What is the number of lines containing "mathematics"? Give only that number.

Data entries:
▼
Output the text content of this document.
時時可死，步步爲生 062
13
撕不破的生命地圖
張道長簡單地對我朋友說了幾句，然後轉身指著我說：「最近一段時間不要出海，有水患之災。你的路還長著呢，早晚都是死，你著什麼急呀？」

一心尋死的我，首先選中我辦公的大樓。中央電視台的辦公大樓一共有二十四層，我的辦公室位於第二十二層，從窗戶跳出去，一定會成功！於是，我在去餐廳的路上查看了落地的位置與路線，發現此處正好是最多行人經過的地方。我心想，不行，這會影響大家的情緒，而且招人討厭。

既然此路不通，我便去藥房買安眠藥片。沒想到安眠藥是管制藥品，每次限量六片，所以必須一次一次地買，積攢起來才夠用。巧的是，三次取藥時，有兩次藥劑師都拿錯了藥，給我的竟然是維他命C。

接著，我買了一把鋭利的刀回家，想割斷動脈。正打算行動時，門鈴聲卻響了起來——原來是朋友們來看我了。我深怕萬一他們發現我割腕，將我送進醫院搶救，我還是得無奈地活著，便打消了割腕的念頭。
▲
▼
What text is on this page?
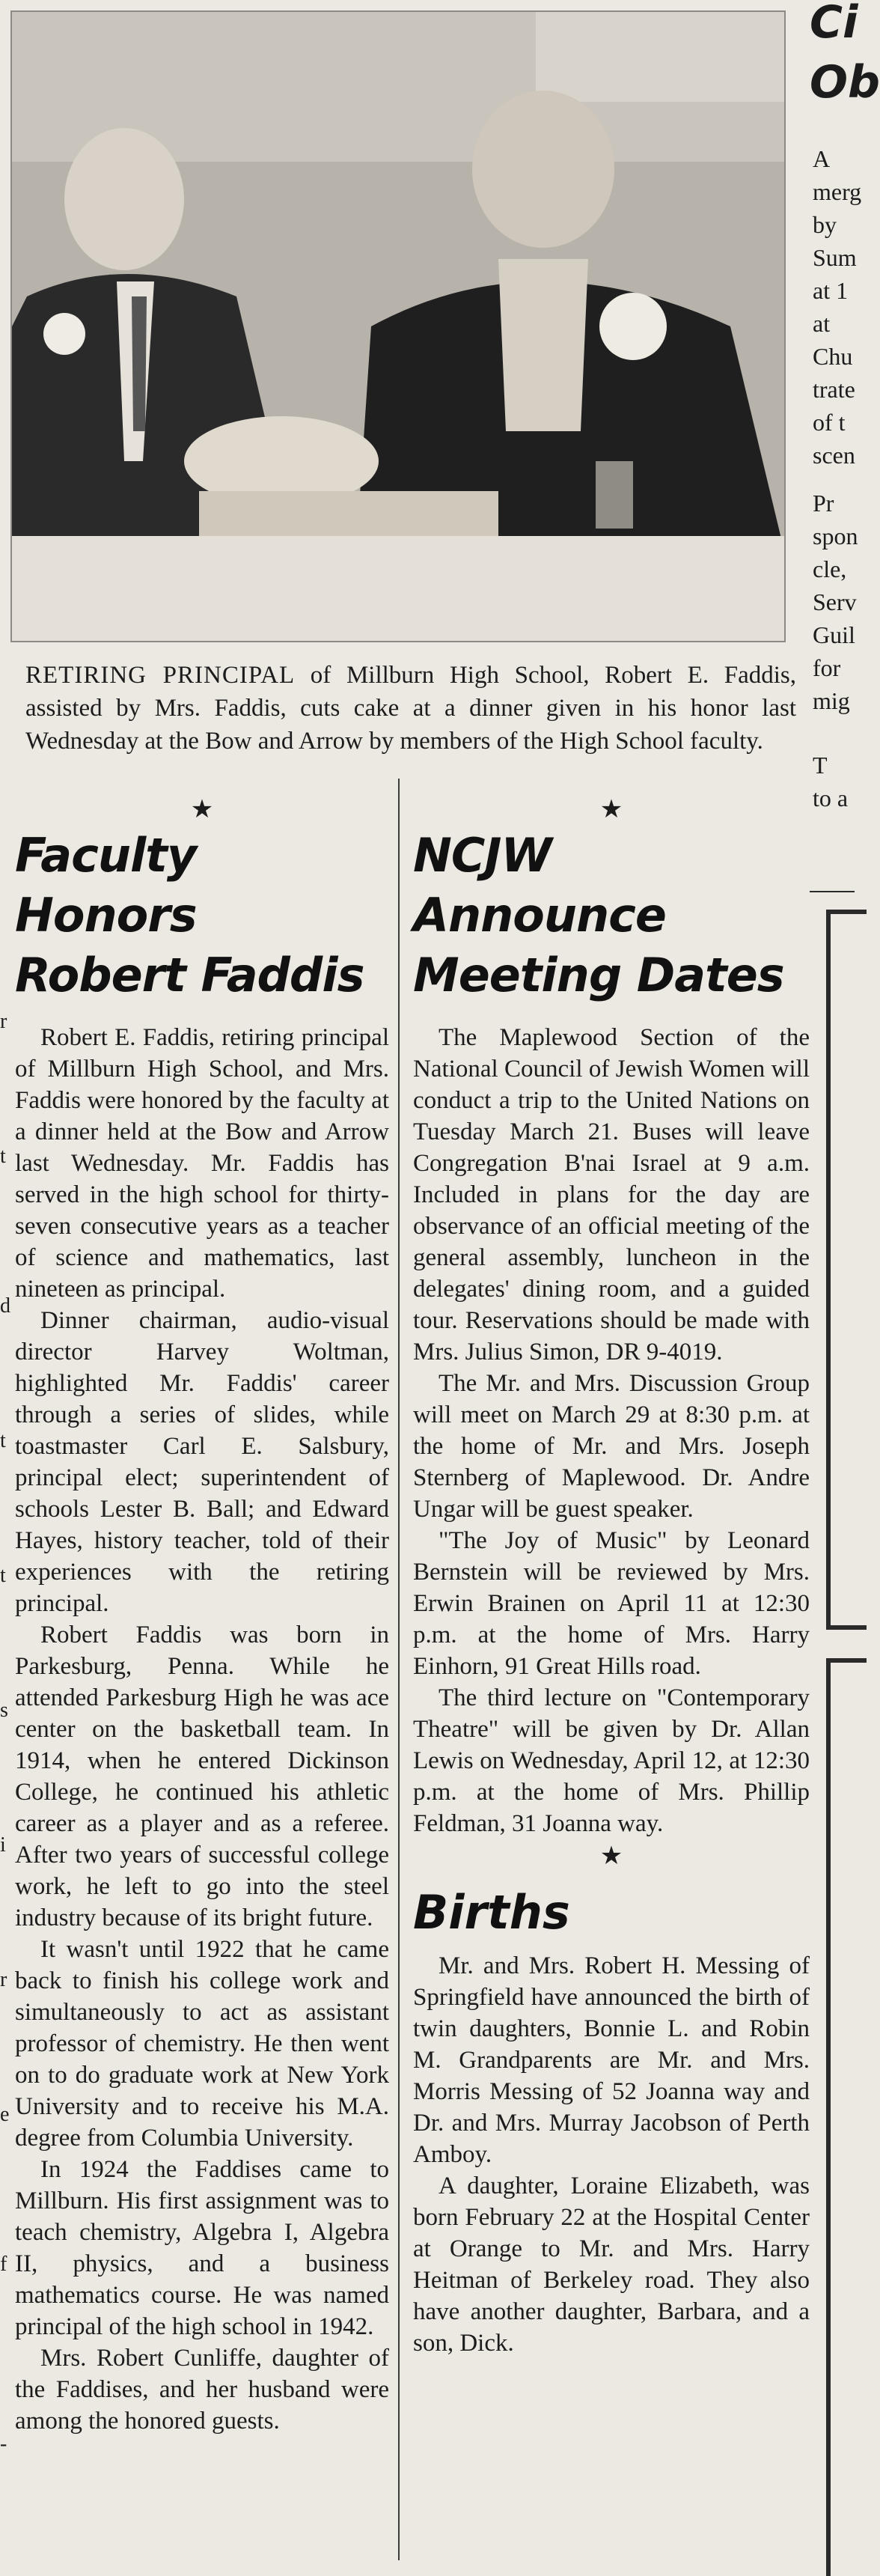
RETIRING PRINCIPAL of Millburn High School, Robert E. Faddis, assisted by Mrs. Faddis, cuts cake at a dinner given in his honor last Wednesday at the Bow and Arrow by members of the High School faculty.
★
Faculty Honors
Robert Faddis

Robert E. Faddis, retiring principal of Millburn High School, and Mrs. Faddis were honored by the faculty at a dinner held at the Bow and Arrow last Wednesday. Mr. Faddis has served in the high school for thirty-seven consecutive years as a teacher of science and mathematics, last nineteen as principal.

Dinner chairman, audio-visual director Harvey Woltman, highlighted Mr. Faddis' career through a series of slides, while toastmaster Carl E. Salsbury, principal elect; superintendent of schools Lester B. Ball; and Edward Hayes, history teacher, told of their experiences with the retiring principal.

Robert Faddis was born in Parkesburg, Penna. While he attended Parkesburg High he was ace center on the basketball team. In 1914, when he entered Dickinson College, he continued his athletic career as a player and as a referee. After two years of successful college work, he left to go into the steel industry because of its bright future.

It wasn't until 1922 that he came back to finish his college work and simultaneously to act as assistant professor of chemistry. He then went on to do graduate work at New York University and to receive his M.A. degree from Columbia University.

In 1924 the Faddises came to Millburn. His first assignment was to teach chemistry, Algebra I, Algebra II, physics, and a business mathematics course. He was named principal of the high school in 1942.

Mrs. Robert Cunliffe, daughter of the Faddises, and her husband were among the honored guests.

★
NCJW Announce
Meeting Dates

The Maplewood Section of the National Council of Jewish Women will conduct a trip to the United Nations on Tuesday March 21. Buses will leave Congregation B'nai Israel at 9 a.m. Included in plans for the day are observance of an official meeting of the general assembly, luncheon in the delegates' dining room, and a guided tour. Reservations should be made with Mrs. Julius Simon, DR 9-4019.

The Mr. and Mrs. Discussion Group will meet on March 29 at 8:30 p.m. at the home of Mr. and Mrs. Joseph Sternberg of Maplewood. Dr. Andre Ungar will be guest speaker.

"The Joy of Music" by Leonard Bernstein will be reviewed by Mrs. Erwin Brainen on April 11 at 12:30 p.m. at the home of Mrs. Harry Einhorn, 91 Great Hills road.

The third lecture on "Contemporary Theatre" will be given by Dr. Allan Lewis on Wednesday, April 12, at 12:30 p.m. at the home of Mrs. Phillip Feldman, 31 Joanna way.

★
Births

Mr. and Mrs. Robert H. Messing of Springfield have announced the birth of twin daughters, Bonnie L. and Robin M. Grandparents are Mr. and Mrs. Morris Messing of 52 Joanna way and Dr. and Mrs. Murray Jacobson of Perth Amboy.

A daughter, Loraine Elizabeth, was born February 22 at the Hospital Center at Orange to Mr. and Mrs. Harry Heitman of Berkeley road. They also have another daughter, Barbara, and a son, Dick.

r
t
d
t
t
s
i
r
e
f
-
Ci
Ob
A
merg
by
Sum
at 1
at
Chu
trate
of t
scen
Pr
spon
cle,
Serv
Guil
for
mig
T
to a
▲
▼
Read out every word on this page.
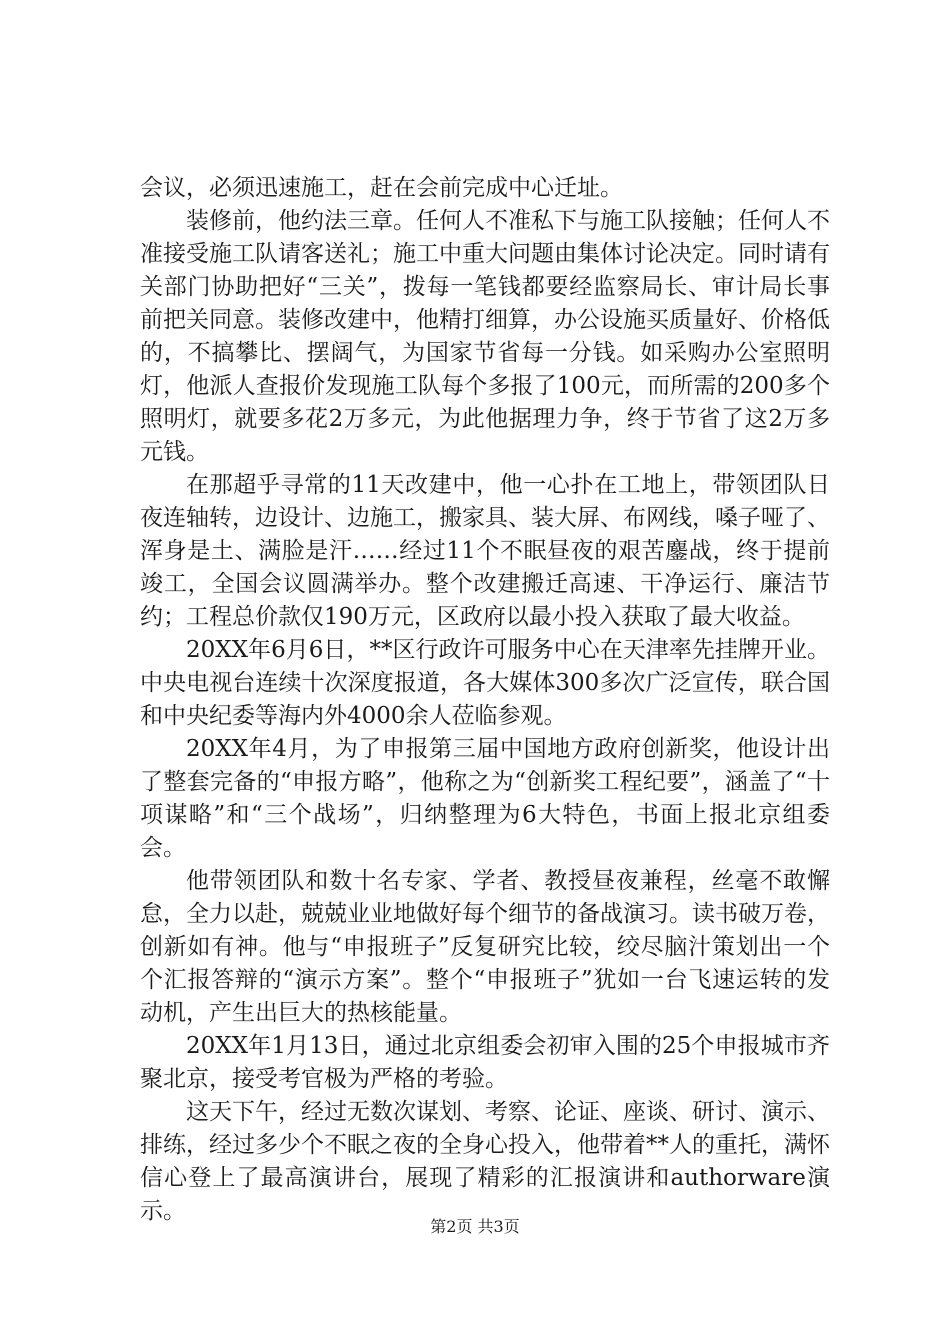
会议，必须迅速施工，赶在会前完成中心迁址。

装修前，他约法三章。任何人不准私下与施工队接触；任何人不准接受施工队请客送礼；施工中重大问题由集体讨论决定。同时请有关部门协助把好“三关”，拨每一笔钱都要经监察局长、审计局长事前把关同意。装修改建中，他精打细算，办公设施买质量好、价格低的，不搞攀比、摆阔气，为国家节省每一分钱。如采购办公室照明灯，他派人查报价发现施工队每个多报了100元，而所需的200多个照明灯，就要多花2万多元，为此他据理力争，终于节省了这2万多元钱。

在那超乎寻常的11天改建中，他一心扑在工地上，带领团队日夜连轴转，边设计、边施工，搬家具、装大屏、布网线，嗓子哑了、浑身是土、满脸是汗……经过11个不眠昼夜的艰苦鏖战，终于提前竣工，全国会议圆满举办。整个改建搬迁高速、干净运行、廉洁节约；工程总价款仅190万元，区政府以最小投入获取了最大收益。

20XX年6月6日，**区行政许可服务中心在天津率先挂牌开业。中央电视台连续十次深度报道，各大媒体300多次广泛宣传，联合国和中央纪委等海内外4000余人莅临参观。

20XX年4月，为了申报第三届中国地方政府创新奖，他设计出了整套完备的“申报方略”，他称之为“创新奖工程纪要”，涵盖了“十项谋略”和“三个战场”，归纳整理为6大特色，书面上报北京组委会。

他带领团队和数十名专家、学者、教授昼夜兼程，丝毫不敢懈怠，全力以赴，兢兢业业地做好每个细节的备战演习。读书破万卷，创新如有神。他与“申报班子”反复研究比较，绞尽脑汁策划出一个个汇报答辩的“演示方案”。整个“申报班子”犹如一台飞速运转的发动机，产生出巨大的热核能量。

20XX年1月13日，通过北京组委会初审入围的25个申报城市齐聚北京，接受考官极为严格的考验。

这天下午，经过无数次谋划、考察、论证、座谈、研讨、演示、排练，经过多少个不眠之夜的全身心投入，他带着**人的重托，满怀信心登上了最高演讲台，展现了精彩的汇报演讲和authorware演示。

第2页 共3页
▲
◆ WORKED SOLUTION
2